TASK DIRECTIONS
Print the listing below in its entirety, character for character.

** Begin DATASET **

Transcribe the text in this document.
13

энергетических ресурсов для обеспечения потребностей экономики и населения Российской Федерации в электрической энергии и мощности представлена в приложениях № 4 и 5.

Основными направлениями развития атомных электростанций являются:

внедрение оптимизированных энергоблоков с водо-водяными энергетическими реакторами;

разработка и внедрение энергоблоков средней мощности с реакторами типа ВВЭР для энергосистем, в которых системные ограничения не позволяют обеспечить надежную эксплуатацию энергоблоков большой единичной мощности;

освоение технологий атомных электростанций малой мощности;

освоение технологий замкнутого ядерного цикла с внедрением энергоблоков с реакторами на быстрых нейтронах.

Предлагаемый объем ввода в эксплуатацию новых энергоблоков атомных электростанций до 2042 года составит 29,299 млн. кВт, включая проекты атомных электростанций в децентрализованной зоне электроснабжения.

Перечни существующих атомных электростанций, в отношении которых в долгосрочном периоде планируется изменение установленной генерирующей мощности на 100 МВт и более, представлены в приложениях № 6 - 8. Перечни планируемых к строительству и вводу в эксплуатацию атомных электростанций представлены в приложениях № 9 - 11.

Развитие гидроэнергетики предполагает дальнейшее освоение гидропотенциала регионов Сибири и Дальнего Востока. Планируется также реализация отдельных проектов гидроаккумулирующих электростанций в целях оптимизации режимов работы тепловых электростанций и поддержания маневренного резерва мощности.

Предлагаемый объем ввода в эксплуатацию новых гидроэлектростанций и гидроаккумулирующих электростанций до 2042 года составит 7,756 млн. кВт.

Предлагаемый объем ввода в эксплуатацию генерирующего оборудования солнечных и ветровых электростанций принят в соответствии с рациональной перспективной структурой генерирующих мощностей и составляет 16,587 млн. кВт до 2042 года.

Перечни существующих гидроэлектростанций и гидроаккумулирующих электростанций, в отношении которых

** End DATASET **

OUTPUT
Transcribe the text in this document.
13

энергетических ресурсов для обеспечения потребностей экономики и населения Российской Федерации в электрической энергии и мощности представлена в приложениях № 4 и 5.

Основными направлениями развития атомных электростанций являются:

внедрение оптимизированных энергоблоков с водо-водяными энергетическими реакторами;

разработка и внедрение энергоблоков средней мощности с реакторами типа ВВЭР для энергосистем, в которых системные ограничения не позволяют обеспечить надежную эксплуатацию энергоблоков большой единичной мощности;

освоение технологий атомных электростанций малой мощности;

освоение технологий замкнутого ядерного цикла с внедрением энергоблоков с реакторами на быстрых нейтронах.

Предлагаемый объем ввода в эксплуатацию новых энергоблоков атомных электростанций до 2042 года составит 29,299 млн. кВт, включая проекты атомных электростанций в децентрализованной зоне электроснабжения.

Перечни существующих атомных электростанций, в отношении которых в долгосрочном периоде планируется изменение установленной генерирующей мощности на 100 МВт и более, представлены в приложениях № 6 - 8. Перечни планируемых к строительству и вводу в эксплуатацию атомных электростанций представлены в приложениях № 9 - 11.

Развитие гидроэнергетики предполагает дальнейшее освоение гидропотенциала регионов Сибири и Дальнего Востока. Планируется также реализация отдельных проектов гидроаккумулирующих электростанций в целях оптимизации режимов работы тепловых электростанций и поддержания маневренного резерва мощности.

Предлагаемый объем ввода в эксплуатацию новых гидроэлектростанций и гидроаккумулирующих электростанций до 2042 года составит 7,756 млн. кВт.

Предлагаемый объем ввода в эксплуатацию генерирующего оборудования солнечных и ветровых электростанций принят в соответствии с рациональной перспективной структурой генерирующих мощностей и составляет 16,587 млн. кВт до 2042 года.

Перечни существующих гидроэлектростанций и гидроаккумулирующих электростанций, в отношении которых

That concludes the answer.